Start Data extract

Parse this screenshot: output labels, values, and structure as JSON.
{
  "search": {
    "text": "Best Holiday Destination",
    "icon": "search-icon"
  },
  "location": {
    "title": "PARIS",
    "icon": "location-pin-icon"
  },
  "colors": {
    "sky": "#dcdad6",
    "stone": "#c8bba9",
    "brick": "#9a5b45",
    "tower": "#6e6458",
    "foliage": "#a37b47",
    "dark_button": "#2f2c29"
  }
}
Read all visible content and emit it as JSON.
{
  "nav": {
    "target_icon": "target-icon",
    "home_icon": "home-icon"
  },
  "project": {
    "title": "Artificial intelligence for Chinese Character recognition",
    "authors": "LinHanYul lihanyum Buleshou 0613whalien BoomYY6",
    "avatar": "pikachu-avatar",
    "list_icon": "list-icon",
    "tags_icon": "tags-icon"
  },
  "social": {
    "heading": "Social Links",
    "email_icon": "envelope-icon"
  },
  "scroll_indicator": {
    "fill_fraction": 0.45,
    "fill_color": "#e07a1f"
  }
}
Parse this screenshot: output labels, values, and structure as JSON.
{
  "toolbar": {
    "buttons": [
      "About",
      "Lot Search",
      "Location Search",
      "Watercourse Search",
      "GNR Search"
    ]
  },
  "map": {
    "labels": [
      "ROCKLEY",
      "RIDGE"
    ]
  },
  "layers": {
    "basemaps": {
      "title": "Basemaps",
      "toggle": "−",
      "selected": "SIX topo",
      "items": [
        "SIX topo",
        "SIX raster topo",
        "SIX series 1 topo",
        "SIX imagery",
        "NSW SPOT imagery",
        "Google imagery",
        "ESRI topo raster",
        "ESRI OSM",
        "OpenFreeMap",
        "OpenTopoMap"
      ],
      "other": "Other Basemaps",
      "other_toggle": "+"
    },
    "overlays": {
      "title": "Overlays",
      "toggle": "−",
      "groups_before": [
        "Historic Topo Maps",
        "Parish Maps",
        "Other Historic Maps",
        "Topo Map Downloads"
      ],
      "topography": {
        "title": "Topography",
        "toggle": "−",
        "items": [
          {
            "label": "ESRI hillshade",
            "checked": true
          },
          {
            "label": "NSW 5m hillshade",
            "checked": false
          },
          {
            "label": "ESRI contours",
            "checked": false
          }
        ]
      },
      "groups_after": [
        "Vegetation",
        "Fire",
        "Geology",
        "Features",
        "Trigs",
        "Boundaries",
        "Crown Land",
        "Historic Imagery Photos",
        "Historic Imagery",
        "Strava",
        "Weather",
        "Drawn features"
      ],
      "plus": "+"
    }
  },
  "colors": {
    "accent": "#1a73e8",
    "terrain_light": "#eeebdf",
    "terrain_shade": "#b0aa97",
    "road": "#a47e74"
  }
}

End Data extract

--- Instructions for the task ---
Using the material above, work out how many lines contain the string "hillshade". Give that number alone.

--- Correct result ---
2